### [WORK REQUIRED]
Your task is to repeat the lines below exactly, excluding any pictures they contain.
## start DATA PROVIDED
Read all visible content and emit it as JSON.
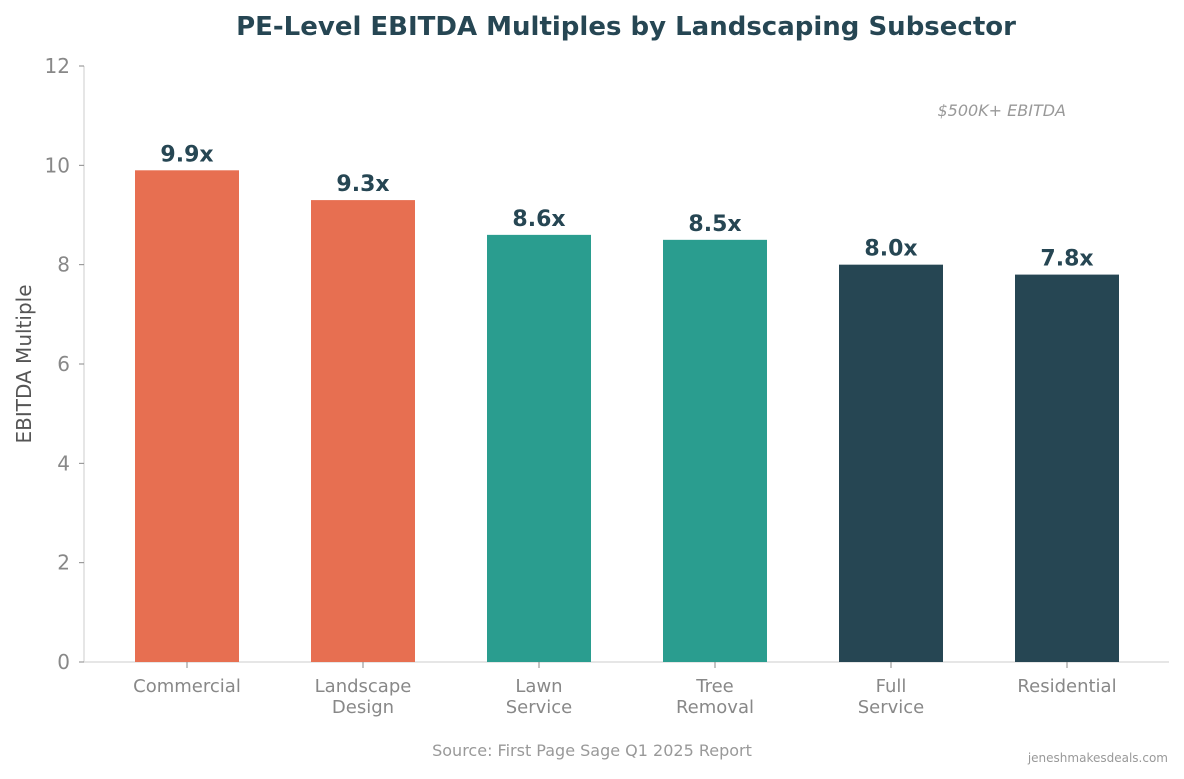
{
  "chart_data": {
    "type": "bar",
    "title": "PE-Level EBITDA Multiples by Landscaping Subsector",
    "ylabel": "EBITDA Multiple",
    "xlabel": "",
    "ylim": [
      0,
      12
    ],
    "yticks": [
      0,
      2,
      4,
      6,
      8,
      10,
      12
    ],
    "grid": false,
    "categories": [
      [
        "Commercial"
      ],
      [
        "Landscape",
        "Design"
      ],
      [
        "Lawn",
        "Service"
      ],
      [
        "Tree",
        "Removal"
      ],
      [
        "Full",
        "Service"
      ],
      [
        "Residential"
      ]
    ],
    "values": [
      9.9,
      9.3,
      8.6,
      8.5,
      8.0,
      7.8
    ],
    "data_labels": [
      "9.9x",
      "9.3x",
      "8.6x",
      "8.5x",
      "8.0x",
      "7.8x"
    ],
    "bar_colors": [
      "#E76F51",
      "#E76F51",
      "#2A9D8F",
      "#2A9D8F",
      "#264653",
      "#264653"
    ],
    "annotation": "$500K+ EBITDA",
    "source": "Source: First Page Sage Q1 2025 Report",
    "watermark": "jeneshmakesdeals.com"
  }
}
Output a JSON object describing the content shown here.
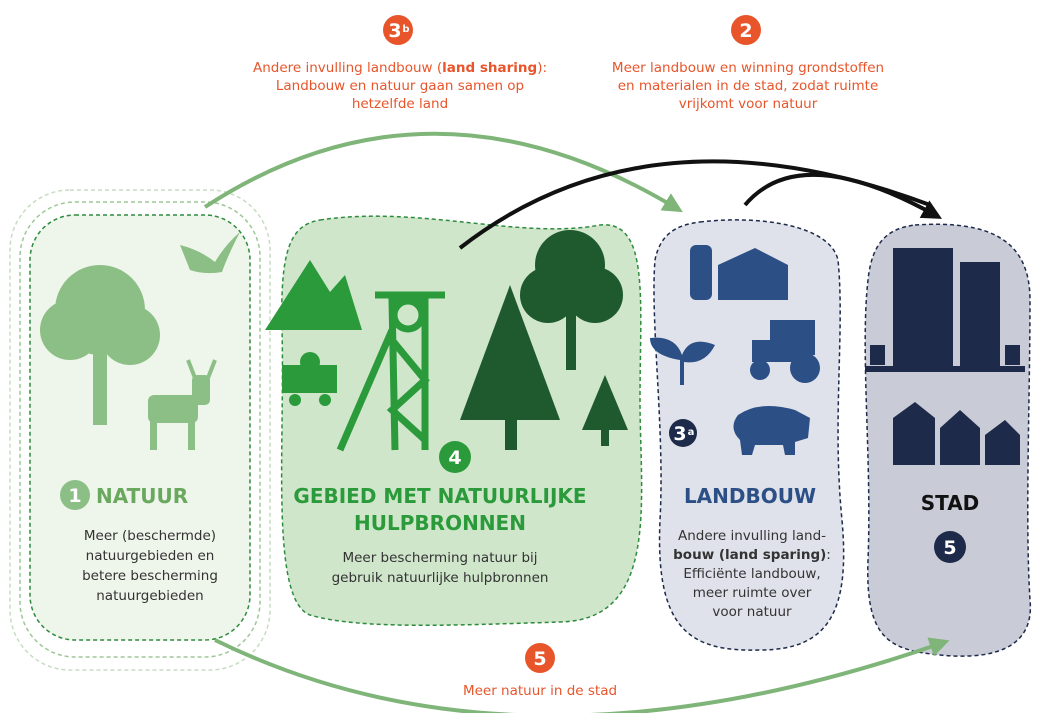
{
  "annotations": {
    "sharing": {
      "badge": {
        "number": "3",
        "suffix": "b"
      },
      "line1_start": "Andere invulling landbouw (",
      "line1_bold": "land sharing",
      "line1_end": "):",
      "lines": [
        "Landbouw en natuur gaan samen op",
        "hetzelfde land"
      ]
    },
    "city_production": {
      "badge": {
        "number": "2"
      },
      "lines": [
        "Meer landbouw en winning grondstoffen",
        "en materialen in de stad, zodat ruimte",
        "vrijkomt voor natuur"
      ]
    },
    "city_nature": {
      "badge": {
        "number": "5"
      },
      "lines": [
        "Meer natuur in de stad"
      ]
    }
  },
  "zones": {
    "natuur": {
      "badge": {
        "number": "1"
      },
      "title": "NATUUR",
      "lines": [
        "Meer (beschermde)",
        "natuurgebieden en",
        "betere bescherming",
        "natuurgebieden"
      ]
    },
    "hulpbronnen": {
      "badge": {
        "number": "4"
      },
      "title_lines": [
        "GEBIED MET NATUURLIJKE",
        "HULPBRONNEN"
      ],
      "lines": [
        "Meer bescherming natuur bij",
        "gebruik natuurlijke hulpbronnen"
      ]
    },
    "landbouw": {
      "badge": {
        "number": "3",
        "suffix": "a"
      },
      "title": "LANDBOUW",
      "line1": "Andere invulling land-",
      "line2_bold": "bouw (land sparing)",
      "line2_end": ":",
      "lines": [
        "Efficiënte landbouw,",
        "meer ruimte over",
        "voor natuur"
      ]
    },
    "stad": {
      "title": "STAD",
      "badge": {
        "number": "5"
      }
    }
  }
}
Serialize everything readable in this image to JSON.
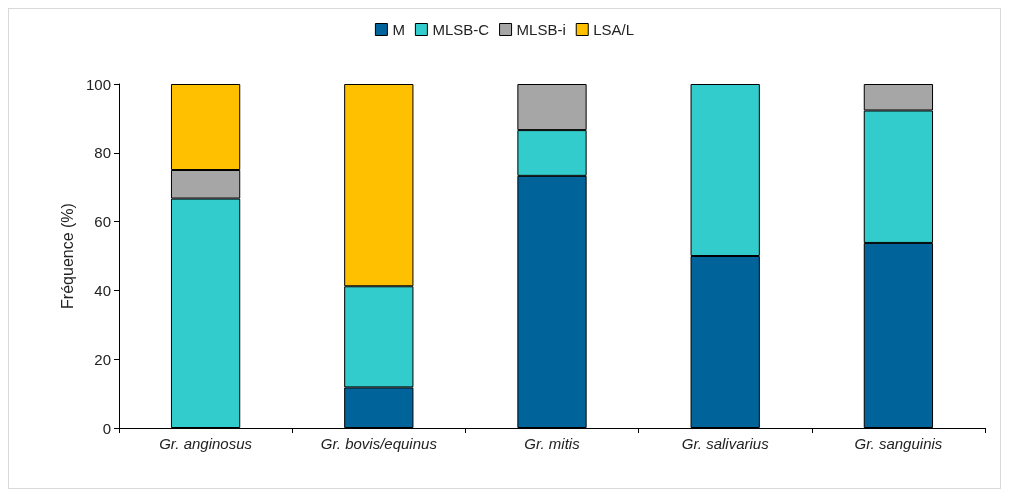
{
  "chart_data": {
    "type": "bar",
    "stacked": true,
    "ylabel": "Fréquence (%)",
    "categories": [
      "Gr. anginosus",
      "Gr. bovis/equinus",
      "Gr. mitis",
      "Gr. salivarius",
      "Gr. sanguinis"
    ],
    "series": [
      {
        "name": "M",
        "color": "#00649a",
        "values": [
          0,
          11.8,
          73.3,
          50,
          53.8
        ]
      },
      {
        "name": "MLSB-C",
        "color": "#33cccc",
        "values": [
          66.7,
          29.4,
          13.3,
          50,
          38.5
        ]
      },
      {
        "name": "MLSB-i",
        "color": "#a6a6a6",
        "values": [
          8.3,
          0,
          13.4,
          0,
          7.7
        ]
      },
      {
        "name": "LSA/L",
        "color": "#ffc000",
        "values": [
          25,
          58.8,
          0,
          0,
          0
        ]
      }
    ],
    "ylim": [
      0,
      100
    ],
    "yticks": [
      0,
      20,
      40,
      60,
      80,
      100
    ],
    "grid": false,
    "legend": "top"
  }
}
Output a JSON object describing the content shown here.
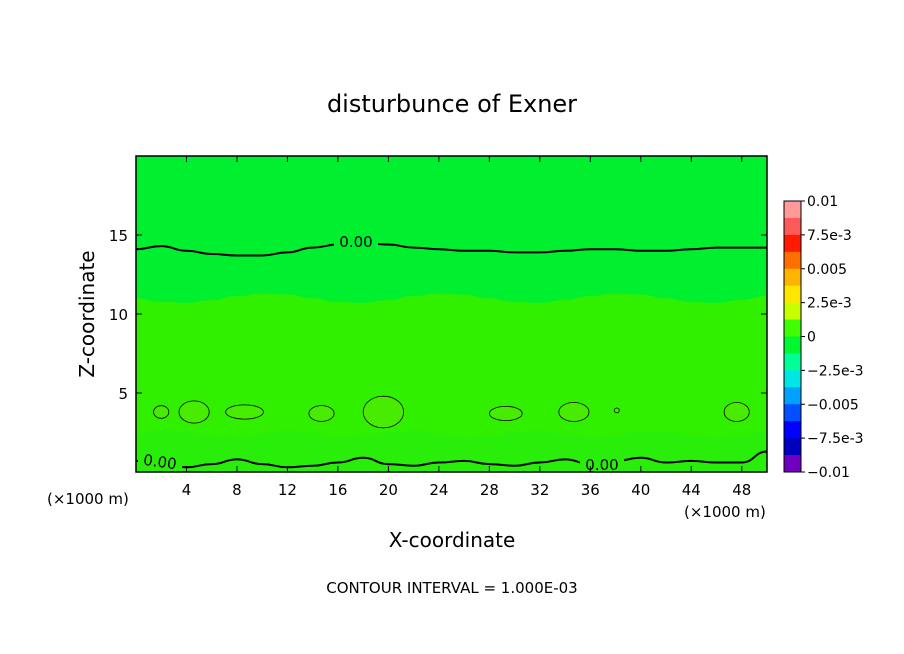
{
  "chart_data": {
    "type": "heatmap",
    "title": "disturbunce of Exner",
    "xlabel": "X-coordinate",
    "ylabel": "Z-coordinate",
    "x_unit": "(×1000 m)",
    "xlim": [
      0,
      50
    ],
    "ylim": [
      0,
      20
    ],
    "x_ticks": [
      "4",
      "8",
      "12",
      "16",
      "20",
      "24",
      "28",
      "32",
      "36",
      "40",
      "44",
      "48"
    ],
    "y_ticks": [
      "5",
      "10",
      "15"
    ],
    "footer": "CONTOUR INTERVAL = 1.000E-03",
    "contour_label": "0.00",
    "colorbar": {
      "labels": [
        "0.01",
        "7.5e-3",
        "0.005",
        "2.5e-3",
        "0",
        "−2.5e-3",
        "−0.005",
        "−7.5e-3",
        "−0.01"
      ],
      "colors": [
        "#ff9a9a",
        "#ff5a5a",
        "#ff1a00",
        "#ff6f00",
        "#ffb400",
        "#ffe600",
        "#c8ff00",
        "#40ff00",
        "#00f830",
        "#00ff96",
        "#00e6e6",
        "#00a0ff",
        "#0050ff",
        "#0000ff",
        "#0000c0",
        "#7000c0"
      ]
    },
    "colors": {
      "upper_region": "#00f030",
      "middle_region": "#30f000",
      "lower_band": "#28ee0a"
    },
    "zero_contour_x": [
      0,
      2,
      4,
      6,
      8,
      10,
      12,
      14,
      16,
      18,
      20,
      22,
      24,
      26,
      28,
      30,
      32,
      34,
      36,
      38,
      40,
      42,
      44,
      46,
      48,
      50
    ],
    "zero_contour_top_z": [
      14.1,
      14.3,
      14.0,
      13.8,
      13.7,
      13.7,
      13.9,
      14.2,
      14.4,
      14.5,
      14.4,
      14.2,
      14.1,
      14.0,
      14.0,
      13.9,
      13.9,
      14.0,
      14.1,
      14.1,
      14.0,
      14.0,
      14.1,
      14.2,
      14.2,
      14.2
    ],
    "zero_contour_bottom_z": [
      0.7,
      0.6,
      0.3,
      0.5,
      0.8,
      0.5,
      0.3,
      0.4,
      0.6,
      0.9,
      0.5,
      0.4,
      0.6,
      0.7,
      0.5,
      0.4,
      0.6,
      0.8,
      0.5,
      0.7,
      0.9,
      0.6,
      0.7,
      0.6,
      0.6,
      1.3
    ],
    "small_contours": [
      {
        "x": 2.0,
        "z": 3.8,
        "rx": 0.6,
        "rz": 0.4
      },
      {
        "x": 4.6,
        "z": 3.8,
        "rx": 1.2,
        "rz": 0.7
      },
      {
        "x": 8.6,
        "z": 3.8,
        "rx": 1.5,
        "rz": 0.45
      },
      {
        "x": 14.7,
        "z": 3.7,
        "rx": 1.0,
        "rz": 0.5
      },
      {
        "x": 19.6,
        "z": 3.8,
        "rx": 1.6,
        "rz": 1.0
      },
      {
        "x": 29.3,
        "z": 3.7,
        "rx": 1.3,
        "rz": 0.45
      },
      {
        "x": 34.7,
        "z": 3.8,
        "rx": 1.2,
        "rz": 0.6
      },
      {
        "x": 38.1,
        "z": 3.9,
        "rx": 0.2,
        "rz": 0.15
      },
      {
        "x": 47.6,
        "z": 3.8,
        "rx": 1.0,
        "rz": 0.6
      }
    ]
  }
}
## end DATA PROVIDED
### [REPLY]
Read all visible content and emit it as JSON.
{
  "chart_data": {
    "type": "bar",
    "title": "PE-Level EBITDA Multiples by Landscaping Subsector",
    "ylabel": "EBITDA Multiple",
    "xlabel": "",
    "ylim": [
      0,
      12
    ],
    "yticks": [
      0,
      2,
      4,
      6,
      8,
      10,
      12
    ],
    "grid": false,
    "categories": [
      [
        "Commercial"
      ],
      [
        "Landscape",
        "Design"
      ],
      [
        "Lawn",
        "Service"
      ],
      [
        "Tree",
        "Removal"
      ],
      [
        "Full",
        "Service"
      ],
      [
        "Residential"
      ]
    ],
    "values": [
      9.9,
      9.3,
      8.6,
      8.5,
      8.0,
      7.8
    ],
    "data_labels": [
      "9.9x",
      "9.3x",
      "8.6x",
      "8.5x",
      "8.0x",
      "7.8x"
    ],
    "bar_colors": [
      "#E76F51",
      "#E76F51",
      "#2A9D8F",
      "#2A9D8F",
      "#264653",
      "#264653"
    ],
    "annotation": "$500K+ EBITDA",
    "source": "Source: First Page Sage Q1 2025 Report",
    "watermark": "jeneshmakesdeals.com"
  }
}
Output a JSON object describing the content shown here.
{
  "annotations": {
    "sharing": {
      "badge": {
        "number": "3",
        "suffix": "b"
      },
      "line1_start": "Andere invulling landbouw (",
      "line1_bold": "land sharing",
      "line1_end": "):",
      "lines": [
        "Landbouw en natuur gaan samen op",
        "hetzelfde land"
      ]
    },
    "city_production": {
      "badge": {
        "number": "2"
      },
      "lines": [
        "Meer landbouw en winning grondstoffen",
        "en materialen in de stad, zodat ruimte",
        "vrijkomt voor natuur"
      ]
    },
    "city_nature": {
      "badge": {
        "number": "5"
      },
      "lines": [
        "Meer natuur in de stad"
      ]
    }
  },
  "zones": {
    "natuur": {
      "badge": {
        "number": "1"
      },
      "title": "NATUUR",
      "lines": [
        "Meer (beschermde)",
        "natuurgebieden en",
        "betere bescherming",
        "natuurgebieden"
      ]
    },
    "hulpbronnen": {
      "badge": {
        "number": "4"
      },
      "title_lines": [
        "GEBIED MET NATUURLIJKE",
        "HULPBRONNEN"
      ],
      "lines": [
        "Meer bescherming natuur bij",
        "gebruik natuurlijke hulpbronnen"
      ]
    },
    "landbouw": {
      "badge": {
        "number": "3",
        "suffix": "a"
      },
      "title": "LANDBOUW",
      "line1": "Andere invulling land-",
      "line2_bold": "bouw (land sparing)",
      "line2_end": ":",
      "lines": [
        "Efficiënte landbouw,",
        "meer ruimte over",
        "voor natuur"
      ]
    },
    "stad": {
      "title": "STAD",
      "badge": {
        "number": "5"
      }
    }
  }
}
Serialize everything readable in this image to JSON.
{
  "chart_data": {
    "type": "bar",
    "stacked": true,
    "ylabel": "Fréquence (%)",
    "categories": [
      "Gr. anginosus",
      "Gr. bovis/equinus",
      "Gr. mitis",
      "Gr. salivarius",
      "Gr. sanguinis"
    ],
    "series": [
      {
        "name": "M",
        "color": "#00649a",
        "values": [
          0,
          11.8,
          73.3,
          50,
          53.8
        ]
      },
      {
        "name": "MLSB-C",
        "color": "#33cccc",
        "values": [
          66.7,
          29.4,
          13.3,
          50,
          38.5
        ]
      },
      {
        "name": "MLSB-i",
        "color": "#a6a6a6",
        "values": [
          8.3,
          0,
          13.4,
          0,
          7.7
        ]
      },
      {
        "name": "LSA/L",
        "color": "#ffc000",
        "values": [
          25,
          58.8,
          0,
          0,
          0
        ]
      }
    ],
    "ylim": [
      0,
      100
    ],
    "yticks": [
      0,
      20,
      40,
      60,
      80,
      100
    ],
    "grid": false,
    "legend": "top"
  }
}
Output a JSON object describing the content shown here.
{
  "chart_data": {
    "type": "heatmap",
    "title": "disturbunce of Exner",
    "xlabel": "X-coordinate",
    "ylabel": "Z-coordinate",
    "x_unit": "(×1000 m)",
    "xlim": [
      0,
      50
    ],
    "ylim": [
      0,
      20
    ],
    "x_ticks": [
      "4",
      "8",
      "12",
      "16",
      "20",
      "24",
      "28",
      "32",
      "36",
      "40",
      "44",
      "48"
    ],
    "y_ticks": [
      "5",
      "10",
      "15"
    ],
    "footer": "CONTOUR INTERVAL = 1.000E-03",
    "contour_label": "0.00",
    "colorbar": {
      "labels": [
        "0.01",
        "7.5e-3",
        "0.005",
        "2.5e-3",
        "0",
        "−2.5e-3",
        "−0.005",
        "−7.5e-3",
        "−0.01"
      ],
      "colors": [
        "#ff9a9a",
        "#ff5a5a",
        "#ff1a00",
        "#ff6f00",
        "#ffb400",
        "#ffe600",
        "#c8ff00",
        "#40ff00",
        "#00f830",
        "#00ff96",
        "#00e6e6",
        "#00a0ff",
        "#0050ff",
        "#0000ff",
        "#0000c0",
        "#7000c0"
      ]
    },
    "colors": {
      "upper_region": "#00f030",
      "middle_region": "#30f000",
      "lower_band": "#28ee0a"
    },
    "zero_contour_x": [
      0,
      2,
      4,
      6,
      8,
      10,
      12,
      14,
      16,
      18,
      20,
      22,
      24,
      26,
      28,
      30,
      32,
      34,
      36,
      38,
      40,
      42,
      44,
      46,
      48,
      50
    ],
    "zero_contour_top_z": [
      14.1,
      14.3,
      14.0,
      13.8,
      13.7,
      13.7,
      13.9,
      14.2,
      14.4,
      14.5,
      14.4,
      14.2,
      14.1,
      14.0,
      14.0,
      13.9,
      13.9,
      14.0,
      14.1,
      14.1,
      14.0,
      14.0,
      14.1,
      14.2,
      14.2,
      14.2
    ],
    "zero_contour_bottom_z": [
      0.7,
      0.6,
      0.3,
      0.5,
      0.8,
      0.5,
      0.3,
      0.4,
      0.6,
      0.9,
      0.5,
      0.4,
      0.6,
      0.7,
      0.5,
      0.4,
      0.6,
      0.8,
      0.5,
      0.7,
      0.9,
      0.6,
      0.7,
      0.6,
      0.6,
      1.3
    ],
    "small_contours": [
      {
        "x": 2.0,
        "z": 3.8,
        "rx": 0.6,
        "rz": 0.4
      },
      {
        "x": 4.6,
        "z": 3.8,
        "rx": 1.2,
        "rz": 0.7
      },
      {
        "x": 8.6,
        "z": 3.8,
        "rx": 1.5,
        "rz": 0.45
      },
      {
        "x": 14.7,
        "z": 3.7,
        "rx": 1.0,
        "rz": 0.5
      },
      {
        "x": 19.6,
        "z": 3.8,
        "rx": 1.6,
        "rz": 1.0
      },
      {
        "x": 29.3,
        "z": 3.7,
        "rx": 1.3,
        "rz": 0.45
      },
      {
        "x": 34.7,
        "z": 3.8,
        "rx": 1.2,
        "rz": 0.6
      },
      {
        "x": 38.1,
        "z": 3.9,
        "rx": 0.2,
        "rz": 0.15
      },
      {
        "x": 47.6,
        "z": 3.8,
        "rx": 1.0,
        "rz": 0.6
      }
    ]
  }
}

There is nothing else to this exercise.